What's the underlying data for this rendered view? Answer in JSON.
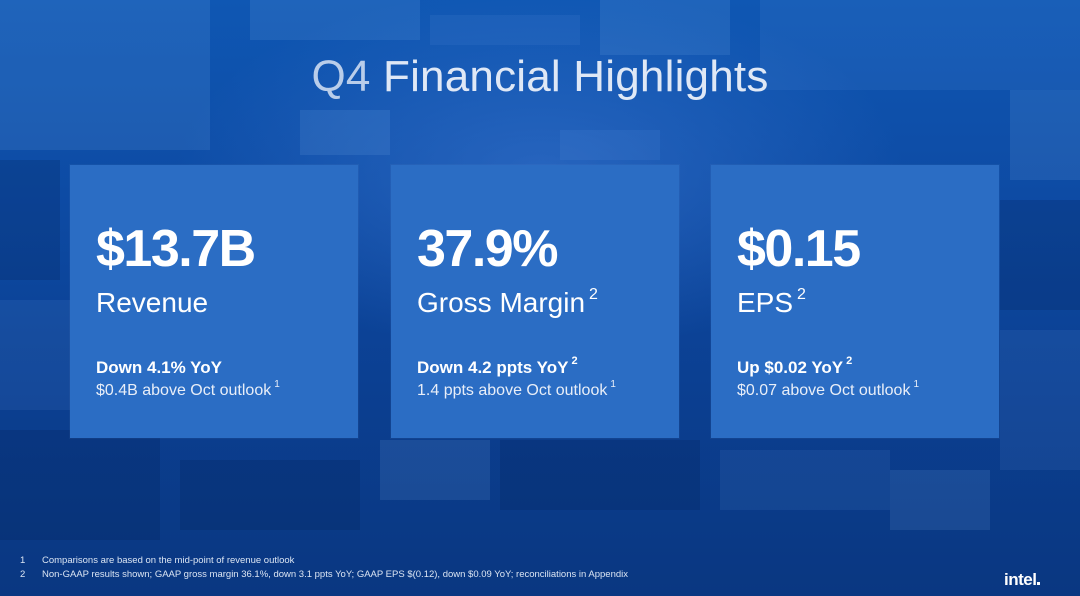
{
  "title": {
    "part1": "Q4",
    "part2": "Financial Highlights"
  },
  "cards": [
    {
      "value": "$13.7B",
      "label": "Revenue",
      "label_sup": "",
      "change": "Down 4.1% YoY",
      "change_sup": "",
      "outlook": "$0.4B above Oct outlook",
      "outlook_sup": "1"
    },
    {
      "value": "37.9%",
      "label": "Gross Margin",
      "label_sup": "2",
      "change": "Down 4.2 ppts YoY",
      "change_sup": "2",
      "outlook": "1.4 ppts above Oct outlook",
      "outlook_sup": "1"
    },
    {
      "value": "$0.15",
      "label": "EPS",
      "label_sup": "2",
      "change": "Up $0.02 YoY",
      "change_sup": "2",
      "outlook": "$0.07 above Oct outlook",
      "outlook_sup": "1"
    }
  ],
  "footnotes": [
    {
      "num": "1",
      "text": "Comparisons are based on the mid-point of revenue outlook"
    },
    {
      "num": "2",
      "text": "Non-GAAP results shown; GAAP gross margin 36.1%, down 3.1 ppts YoY; GAAP EPS $(0.12), down $0.09 YoY; reconciliations in Appendix"
    }
  ],
  "logo": "intel",
  "colors": {
    "background": "#0d4aa3",
    "card": "#2b6dc4",
    "title_q": "#b9cdea"
  }
}
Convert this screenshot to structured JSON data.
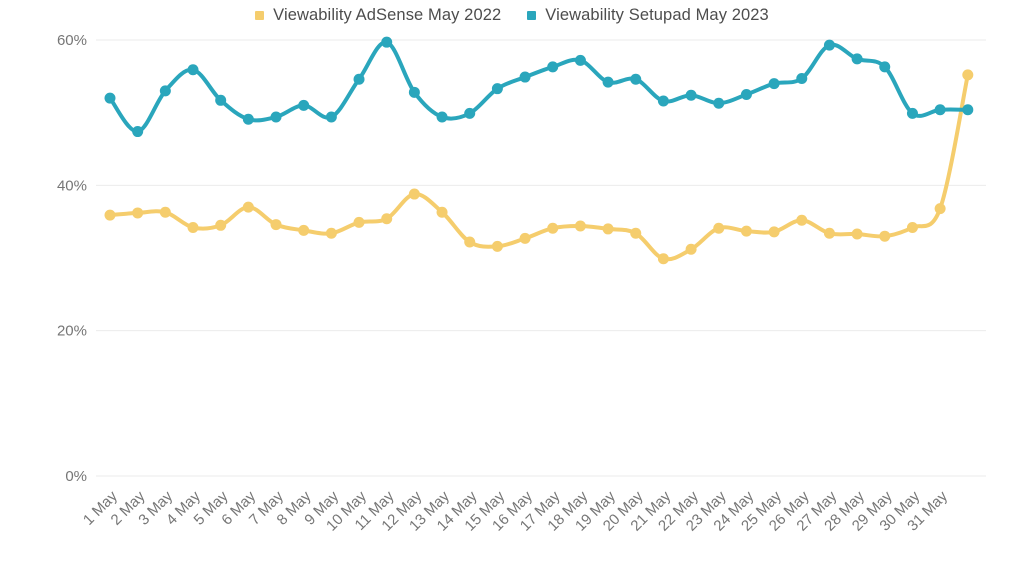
{
  "legend": {
    "position": "top-center"
  },
  "axis": {
    "grid_color": "#ebebeb",
    "tick_text_color": "#767676"
  },
  "chart_data": {
    "type": "line",
    "title": "",
    "xlabel": "",
    "ylabel": "",
    "ylim": [
      0,
      65
    ],
    "yticks": [
      0,
      20,
      40,
      60
    ],
    "ytick_labels": [
      "0%",
      "20%",
      "40%",
      "60%"
    ],
    "grid": "horizontal",
    "legend_position": "top",
    "marker": "circle",
    "categories": [
      "1 May",
      "2 May",
      "3 May",
      "4 May",
      "5 May",
      "6 May",
      "7 May",
      "8 May",
      "9 May",
      "10 May",
      "11 May",
      "12 May",
      "13 May",
      "14 May",
      "15 May",
      "16 May",
      "17 May",
      "18 May",
      "19 May",
      "20 May",
      "21 May",
      "22 May",
      "23 May",
      "24 May",
      "25 May",
      "26 May",
      "27 May",
      "28 May",
      "29 May",
      "30 May",
      "31 May",
      ""
    ],
    "series": [
      {
        "name": "Viewability AdSense May 2022",
        "color": "#f5cd6d",
        "values": [
          35.9,
          36.2,
          36.3,
          34.2,
          34.5,
          37.0,
          34.6,
          33.8,
          33.4,
          34.9,
          35.4,
          38.8,
          36.3,
          32.2,
          31.6,
          32.7,
          34.1,
          34.4,
          34.0,
          33.4,
          29.9,
          31.2,
          34.1,
          33.7,
          33.6,
          35.2,
          33.4,
          33.3,
          33.0,
          34.2,
          36.8,
          55.2
        ]
      },
      {
        "name": "Viewability Setupad May 2023",
        "color": "#2aa6bc",
        "values": [
          52.0,
          47.4,
          53.0,
          55.9,
          51.7,
          49.1,
          49.4,
          51.0,
          49.4,
          54.6,
          59.7,
          52.8,
          49.4,
          49.9,
          53.3,
          54.9,
          56.3,
          57.2,
          54.2,
          54.6,
          51.6,
          52.4,
          51.3,
          52.5,
          54.0,
          54.7,
          59.3,
          57.4,
          56.3,
          49.9,
          50.4,
          50.4
        ]
      }
    ]
  }
}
--- --- ---
EXERCISE – Reproduce each entry verbatim, excluding any embedded images.

REPLY –
What's the underlying data for this rendered view? Answer in JSON.
{
  "title": {
    "part1": "Q4",
    "part2": "Financial Highlights"
  },
  "cards": [
    {
      "value": "$13.7B",
      "label": "Revenue",
      "label_sup": "",
      "change": "Down 4.1% YoY",
      "change_sup": "",
      "outlook": "$0.4B above Oct outlook",
      "outlook_sup": "1"
    },
    {
      "value": "37.9%",
      "label": "Gross Margin",
      "label_sup": "2",
      "change": "Down 4.2 ppts YoY",
      "change_sup": "2",
      "outlook": "1.4 ppts above Oct outlook",
      "outlook_sup": "1"
    },
    {
      "value": "$0.15",
      "label": "EPS",
      "label_sup": "2",
      "change": "Up $0.02 YoY",
      "change_sup": "2",
      "outlook": "$0.07 above Oct outlook",
      "outlook_sup": "1"
    }
  ],
  "footnotes": [
    {
      "num": "1",
      "text": "Comparisons are based on the mid-point of revenue outlook"
    },
    {
      "num": "2",
      "text": "Non-GAAP results shown; GAAP gross margin 36.1%, down 3.1 ppts YoY; GAAP EPS $(0.12), down $0.09 YoY; reconciliations in Appendix"
    }
  ],
  "logo": "intel",
  "colors": {
    "background": "#0d4aa3",
    "card": "#2b6dc4",
    "title_q": "#b9cdea"
  }
}
Convert this screenshot to structured JSON data.
{
  "legend": {
    "position": "top-center"
  },
  "axis": {
    "grid_color": "#ebebeb",
    "tick_text_color": "#767676"
  },
  "chart_data": {
    "type": "line",
    "title": "",
    "xlabel": "",
    "ylabel": "",
    "ylim": [
      0,
      65
    ],
    "yticks": [
      0,
      20,
      40,
      60
    ],
    "ytick_labels": [
      "0%",
      "20%",
      "40%",
      "60%"
    ],
    "grid": "horizontal",
    "legend_position": "top",
    "marker": "circle",
    "categories": [
      "1 May",
      "2 May",
      "3 May",
      "4 May",
      "5 May",
      "6 May",
      "7 May",
      "8 May",
      "9 May",
      "10 May",
      "11 May",
      "12 May",
      "13 May",
      "14 May",
      "15 May",
      "16 May",
      "17 May",
      "18 May",
      "19 May",
      "20 May",
      "21 May",
      "22 May",
      "23 May",
      "24 May",
      "25 May",
      "26 May",
      "27 May",
      "28 May",
      "29 May",
      "30 May",
      "31 May",
      ""
    ],
    "series": [
      {
        "name": "Viewability AdSense May 2022",
        "color": "#f5cd6d",
        "values": [
          35.9,
          36.2,
          36.3,
          34.2,
          34.5,
          37.0,
          34.6,
          33.8,
          33.4,
          34.9,
          35.4,
          38.8,
          36.3,
          32.2,
          31.6,
          32.7,
          34.1,
          34.4,
          34.0,
          33.4,
          29.9,
          31.2,
          34.1,
          33.7,
          33.6,
          35.2,
          33.4,
          33.3,
          33.0,
          34.2,
          36.8,
          55.2
        ]
      },
      {
        "name": "Viewability Setupad May 2023",
        "color": "#2aa6bc",
        "values": [
          52.0,
          47.4,
          53.0,
          55.9,
          51.7,
          49.1,
          49.4,
          51.0,
          49.4,
          54.6,
          59.7,
          52.8,
          49.4,
          49.9,
          53.3,
          54.9,
          56.3,
          57.2,
          54.2,
          54.6,
          51.6,
          52.4,
          51.3,
          52.5,
          54.0,
          54.7,
          59.3,
          57.4,
          56.3,
          49.9,
          50.4,
          50.4
        ]
      }
    ]
  }
}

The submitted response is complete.